*Challenge*: Please copy the lines below exactly as they appear, from first to last, leaving out the pictures.

*Recorded information*:
-- START --
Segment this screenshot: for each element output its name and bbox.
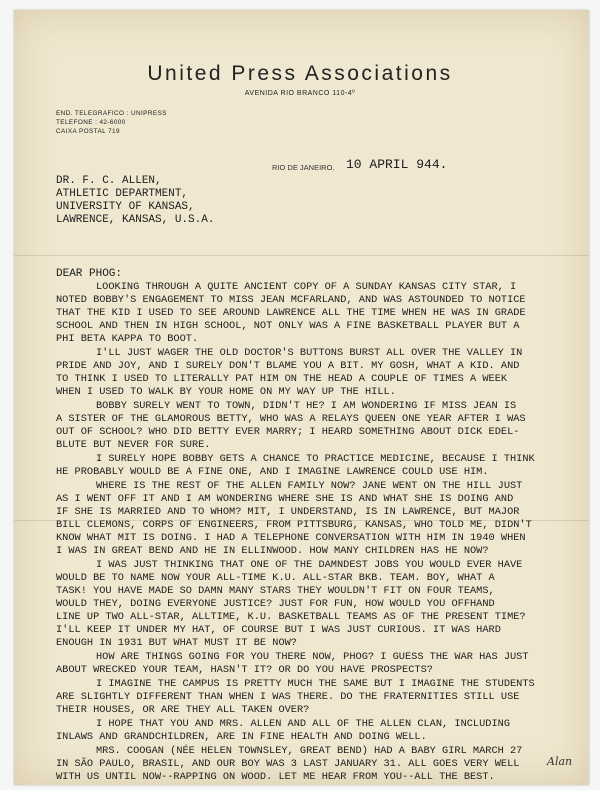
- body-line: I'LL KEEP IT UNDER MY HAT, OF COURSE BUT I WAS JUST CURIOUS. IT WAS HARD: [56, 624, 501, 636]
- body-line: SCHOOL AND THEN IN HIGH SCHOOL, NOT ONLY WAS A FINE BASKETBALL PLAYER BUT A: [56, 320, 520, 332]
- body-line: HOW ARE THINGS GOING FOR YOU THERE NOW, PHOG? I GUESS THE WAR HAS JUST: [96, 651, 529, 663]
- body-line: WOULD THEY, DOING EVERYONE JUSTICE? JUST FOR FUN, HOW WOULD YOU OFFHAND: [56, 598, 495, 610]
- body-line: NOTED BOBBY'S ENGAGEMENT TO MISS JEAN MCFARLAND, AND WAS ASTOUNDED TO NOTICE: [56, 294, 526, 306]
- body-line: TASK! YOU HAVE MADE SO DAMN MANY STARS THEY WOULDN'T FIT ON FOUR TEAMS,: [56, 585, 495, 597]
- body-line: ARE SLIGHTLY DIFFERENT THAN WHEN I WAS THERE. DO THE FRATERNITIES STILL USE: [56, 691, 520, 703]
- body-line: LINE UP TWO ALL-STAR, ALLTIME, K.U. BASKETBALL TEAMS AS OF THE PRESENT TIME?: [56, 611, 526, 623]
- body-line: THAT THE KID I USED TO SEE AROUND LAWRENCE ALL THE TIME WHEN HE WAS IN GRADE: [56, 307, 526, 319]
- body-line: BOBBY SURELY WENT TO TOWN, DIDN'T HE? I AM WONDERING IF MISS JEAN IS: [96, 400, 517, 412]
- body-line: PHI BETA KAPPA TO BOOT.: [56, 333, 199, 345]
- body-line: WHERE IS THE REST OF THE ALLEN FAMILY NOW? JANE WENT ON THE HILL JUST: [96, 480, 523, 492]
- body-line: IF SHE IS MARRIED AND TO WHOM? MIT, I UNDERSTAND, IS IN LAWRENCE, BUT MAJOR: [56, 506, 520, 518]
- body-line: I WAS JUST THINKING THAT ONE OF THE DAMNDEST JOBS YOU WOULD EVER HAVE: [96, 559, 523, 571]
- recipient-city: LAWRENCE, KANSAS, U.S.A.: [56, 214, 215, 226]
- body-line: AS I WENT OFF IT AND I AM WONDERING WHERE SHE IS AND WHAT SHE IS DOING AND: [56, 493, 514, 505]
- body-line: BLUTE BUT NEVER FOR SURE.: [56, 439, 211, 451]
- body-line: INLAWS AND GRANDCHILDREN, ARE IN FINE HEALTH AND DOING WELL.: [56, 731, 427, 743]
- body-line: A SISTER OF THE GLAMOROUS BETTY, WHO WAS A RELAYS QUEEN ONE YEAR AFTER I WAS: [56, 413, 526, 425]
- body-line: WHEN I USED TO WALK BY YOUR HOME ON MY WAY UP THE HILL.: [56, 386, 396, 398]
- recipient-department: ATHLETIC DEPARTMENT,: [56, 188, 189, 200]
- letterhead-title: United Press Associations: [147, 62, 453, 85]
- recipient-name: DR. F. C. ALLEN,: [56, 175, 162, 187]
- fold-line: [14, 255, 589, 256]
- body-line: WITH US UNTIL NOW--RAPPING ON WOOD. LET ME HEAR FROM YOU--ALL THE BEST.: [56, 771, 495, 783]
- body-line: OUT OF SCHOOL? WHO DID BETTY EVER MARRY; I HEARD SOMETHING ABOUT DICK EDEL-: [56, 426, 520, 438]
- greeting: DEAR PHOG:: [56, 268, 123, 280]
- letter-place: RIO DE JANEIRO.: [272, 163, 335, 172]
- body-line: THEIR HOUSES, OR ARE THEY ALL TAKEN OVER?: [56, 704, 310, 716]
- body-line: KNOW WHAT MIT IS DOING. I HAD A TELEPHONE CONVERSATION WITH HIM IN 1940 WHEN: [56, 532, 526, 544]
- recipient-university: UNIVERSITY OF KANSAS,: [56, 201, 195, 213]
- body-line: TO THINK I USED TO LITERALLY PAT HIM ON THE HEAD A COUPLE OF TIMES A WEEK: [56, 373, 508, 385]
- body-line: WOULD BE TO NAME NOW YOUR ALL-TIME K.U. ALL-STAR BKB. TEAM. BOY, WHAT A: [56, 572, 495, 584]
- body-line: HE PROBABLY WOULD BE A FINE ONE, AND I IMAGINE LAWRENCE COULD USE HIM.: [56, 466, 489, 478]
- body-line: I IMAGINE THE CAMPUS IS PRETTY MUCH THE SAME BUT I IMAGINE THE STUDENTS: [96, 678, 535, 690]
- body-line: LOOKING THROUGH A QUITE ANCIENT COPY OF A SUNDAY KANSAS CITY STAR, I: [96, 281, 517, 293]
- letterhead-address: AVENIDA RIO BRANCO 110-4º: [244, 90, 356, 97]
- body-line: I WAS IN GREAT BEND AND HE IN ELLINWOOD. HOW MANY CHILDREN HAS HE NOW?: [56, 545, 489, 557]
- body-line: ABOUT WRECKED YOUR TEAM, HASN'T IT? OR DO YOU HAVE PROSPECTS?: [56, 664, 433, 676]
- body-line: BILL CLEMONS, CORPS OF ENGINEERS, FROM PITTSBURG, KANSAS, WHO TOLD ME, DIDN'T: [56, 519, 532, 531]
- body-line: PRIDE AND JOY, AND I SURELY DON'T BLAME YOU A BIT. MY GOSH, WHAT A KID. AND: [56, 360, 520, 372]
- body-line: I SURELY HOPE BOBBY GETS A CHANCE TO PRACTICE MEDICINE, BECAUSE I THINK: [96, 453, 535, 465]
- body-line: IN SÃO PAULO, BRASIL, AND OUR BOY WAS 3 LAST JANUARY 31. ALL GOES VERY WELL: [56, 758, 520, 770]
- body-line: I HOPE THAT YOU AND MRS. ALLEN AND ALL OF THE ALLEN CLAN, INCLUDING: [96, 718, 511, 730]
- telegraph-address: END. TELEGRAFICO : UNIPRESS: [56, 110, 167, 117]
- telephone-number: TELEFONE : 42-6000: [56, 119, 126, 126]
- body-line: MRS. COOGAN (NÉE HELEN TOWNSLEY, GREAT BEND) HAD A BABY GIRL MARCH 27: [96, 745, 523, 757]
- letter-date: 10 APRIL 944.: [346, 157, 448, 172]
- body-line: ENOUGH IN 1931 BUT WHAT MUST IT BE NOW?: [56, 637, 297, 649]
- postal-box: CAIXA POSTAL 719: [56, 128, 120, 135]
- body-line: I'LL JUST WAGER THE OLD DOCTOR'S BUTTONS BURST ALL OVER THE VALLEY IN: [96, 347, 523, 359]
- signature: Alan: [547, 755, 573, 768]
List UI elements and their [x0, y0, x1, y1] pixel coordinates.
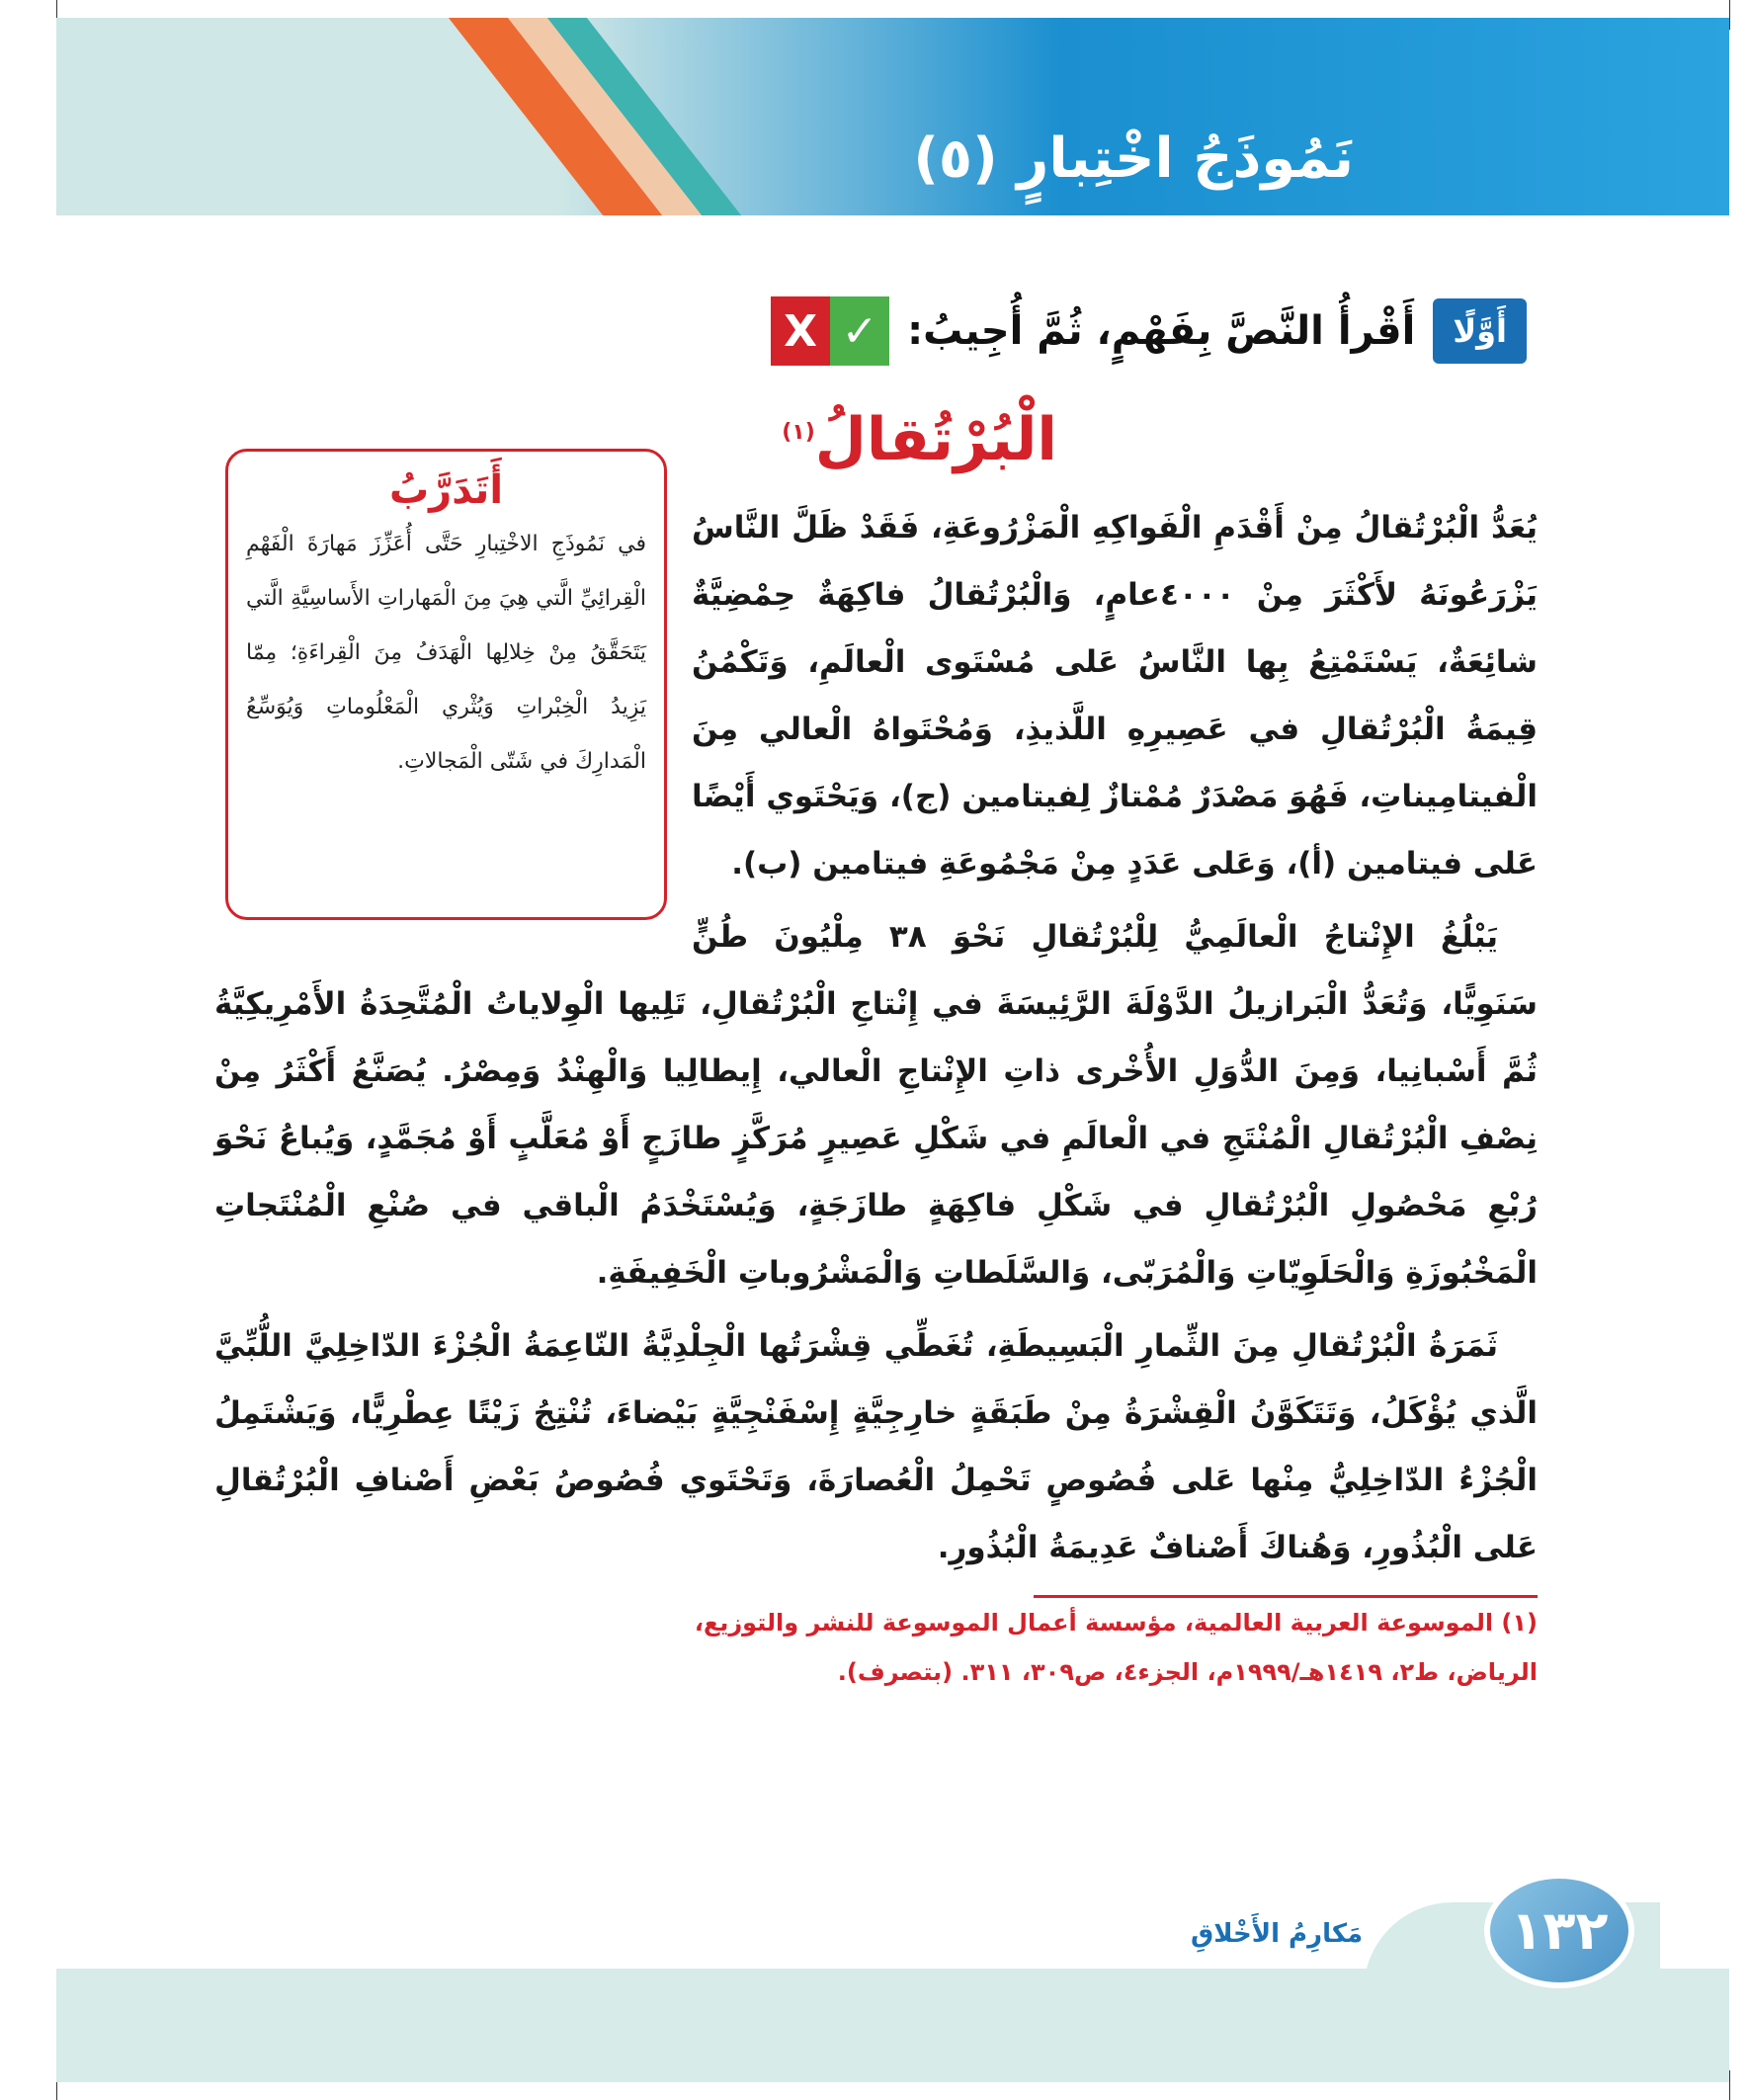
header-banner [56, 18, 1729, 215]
-- END --
*Response to the task*:
Segment this screenshot: for each element output its name and bbox.
- body-line: I'LL KEEP IT UNDER MY HAT, OF COURSE BUT I WAS JUST CURIOUS. IT WAS HARD: [56, 624, 501, 636]
- body-line: SCHOOL AND THEN IN HIGH SCHOOL, NOT ONLY WAS A FINE BASKETBALL PLAYER BUT A: [56, 320, 520, 332]
- body-line: HOW ARE THINGS GOING FOR YOU THERE NOW, PHOG? I GUESS THE WAR HAS JUST: [96, 651, 529, 663]
- body-line: WOULD THEY, DOING EVERYONE JUSTICE? JUST FOR FUN, HOW WOULD YOU OFFHAND: [56, 598, 495, 610]
- body-line: NOTED BOBBY'S ENGAGEMENT TO MISS JEAN MCFARLAND, AND WAS ASTOUNDED TO NOTICE: [56, 294, 526, 306]
- body-line: TASK! YOU HAVE MADE SO DAMN MANY STARS THEY WOULDN'T FIT ON FOUR TEAMS,: [56, 585, 495, 597]
- body-line: ARE SLIGHTLY DIFFERENT THAN WHEN I WAS THERE. DO THE FRATERNITIES STILL USE: [56, 691, 520, 703]
- body-line: LINE UP TWO ALL-STAR, ALLTIME, K.U. BASKETBALL TEAMS AS OF THE PRESENT TIME?: [56, 611, 526, 623]
- body-line: THAT THE KID I USED TO SEE AROUND LAWRENCE ALL THE TIME WHEN HE WAS IN GRADE: [56, 307, 526, 319]
- body-line: BOBBY SURELY WENT TO TOWN, DIDN'T HE? I AM WONDERING IF MISS JEAN IS: [96, 400, 517, 412]
- body-line: PHI BETA KAPPA TO BOOT.: [56, 333, 199, 345]
- body-line: WHERE IS THE REST OF THE ALLEN FAMILY NOW? JANE WENT ON THE HILL JUST: [96, 480, 523, 492]
- body-line: IF SHE IS MARRIED AND TO WHOM? MIT, I UNDERSTAND, IS IN LAWRENCE, BUT MAJOR: [56, 506, 520, 518]
- body-line: I WAS JUST THINKING THAT ONE OF THE DAMNDEST JOBS YOU WOULD EVER HAVE: [96, 559, 523, 571]
- recipient-city: LAWRENCE, KANSAS, U.S.A.: [56, 214, 215, 226]
- body-line: AS I WENT OFF IT AND I AM WONDERING WHERE SHE IS AND WHAT SHE IS DOING AND: [56, 493, 514, 505]
- body-line: BLUTE BUT NEVER FOR SURE.: [56, 439, 211, 451]
- body-line: INLAWS AND GRANDCHILDREN, ARE IN FINE HEALTH AND DOING WELL.: [56, 731, 427, 743]
- body-line: A SISTER OF THE GLAMOROUS BETTY, WHO WAS A RELAYS QUEEN ONE YEAR AFTER I WAS: [56, 413, 526, 425]
- body-line: WHEN I USED TO WALK BY YOUR HOME ON MY WAY UP THE HILL.: [56, 386, 396, 398]
- recipient-department: ATHLETIC DEPARTMENT,: [56, 188, 189, 200]
- letterhead-title: United Press Associations: [147, 62, 453, 85]
- recipient-name: DR. F. C. ALLEN,: [56, 175, 162, 187]
- fold-line: [14, 255, 589, 256]
- body-line: WITH US UNTIL NOW--RAPPING ON WOOD. LET ME HEAR FROM YOU--ALL THE BEST.: [56, 771, 495, 783]
- body-line: OUT OF SCHOOL? WHO DID BETTY EVER MARRY; I HEARD SOMETHING ABOUT DICK EDEL-: [56, 426, 520, 438]
- greeting: DEAR PHOG:: [56, 268, 123, 280]
- letter-place: RIO DE JANEIRO.: [272, 163, 335, 172]
- body-line: THEIR HOUSES, OR ARE THEY ALL TAKEN OVER?: [56, 704, 310, 716]
- body-line: KNOW WHAT MIT IS DOING. I HAD A TELEPHONE CONVERSATION WITH HIM IN 1940 WHEN: [56, 532, 526, 544]
- recipient-university: UNIVERSITY OF KANSAS,: [56, 201, 195, 213]
- body-line: TO THINK I USED TO LITERALLY PAT HIM ON THE HEAD A COUPLE OF TIMES A WEEK: [56, 373, 508, 385]
- body-line: WOULD BE TO NAME NOW YOUR ALL-TIME K.U. ALL-STAR BKB. TEAM. BOY, WHAT A: [56, 572, 495, 584]
- body-line: HE PROBABLY WOULD BE A FINE ONE, AND I IMAGINE LAWRENCE COULD USE HIM.: [56, 466, 489, 478]
- body-line: I IMAGINE THE CAMPUS IS PRETTY MUCH THE SAME BUT I IMAGINE THE STUDENTS: [96, 678, 535, 690]
- body-line: LOOKING THROUGH A QUITE ANCIENT COPY OF A SUNDAY KANSAS CITY STAR, I: [96, 281, 517, 293]
- letterhead-address: AVENIDA RIO BRANCO 110-4º: [244, 90, 356, 97]
- body-line: I WAS IN GREAT BEND AND HE IN ELLINWOOD. HOW MANY CHILDREN HAS HE NOW?: [56, 545, 489, 557]
- body-line: ABOUT WRECKED YOUR TEAM, HASN'T IT? OR DO YOU HAVE PROSPECTS?: [56, 664, 433, 676]
- body-line: BILL CLEMONS, CORPS OF ENGINEERS, FROM PITTSBURG, KANSAS, WHO TOLD ME, DIDN'T: [56, 519, 532, 531]
- body-line: PRIDE AND JOY, AND I SURELY DON'T BLAME YOU A BIT. MY GOSH, WHAT A KID. AND: [56, 360, 520, 372]
- body-line: I SURELY HOPE BOBBY GETS A CHANCE TO PRACTICE MEDICINE, BECAUSE I THINK: [96, 453, 535, 465]
- body-line: IN SÃO PAULO, BRASIL, AND OUR BOY WAS 3 LAST JANUARY 31. ALL GOES VERY WELL: [56, 758, 520, 770]
- body-line: I HOPE THAT YOU AND MRS. ALLEN AND ALL OF THE ALLEN CLAN, INCLUDING: [96, 718, 511, 730]
- telegraph-address: END. TELEGRAFICO : UNIPRESS: [56, 110, 167, 117]
- telephone-number: TELEFONE : 42-6000: [56, 119, 126, 126]
- body-line: MRS. COOGAN (NÉE HELEN TOWNSLEY, GREAT BEND) HAD A BABY GIRL MARCH 27: [96, 745, 523, 757]
- letter-date: 10 APRIL 944.: [346, 157, 448, 172]
- body-line: ENOUGH IN 1931 BUT WHAT MUST IT BE NOW?: [56, 637, 297, 649]
- postal-box: CAIXA POSTAL 719: [56, 128, 120, 135]
- body-line: I'LL JUST WAGER THE OLD DOCTOR'S BUTTONS BURST ALL OVER THE VALLEY IN: [96, 347, 523, 359]
- signature: Alan: [547, 755, 573, 768]
List UI elements and their [x0, y0, x1, y1] pixel coordinates.
header-banner [56, 18, 1729, 215]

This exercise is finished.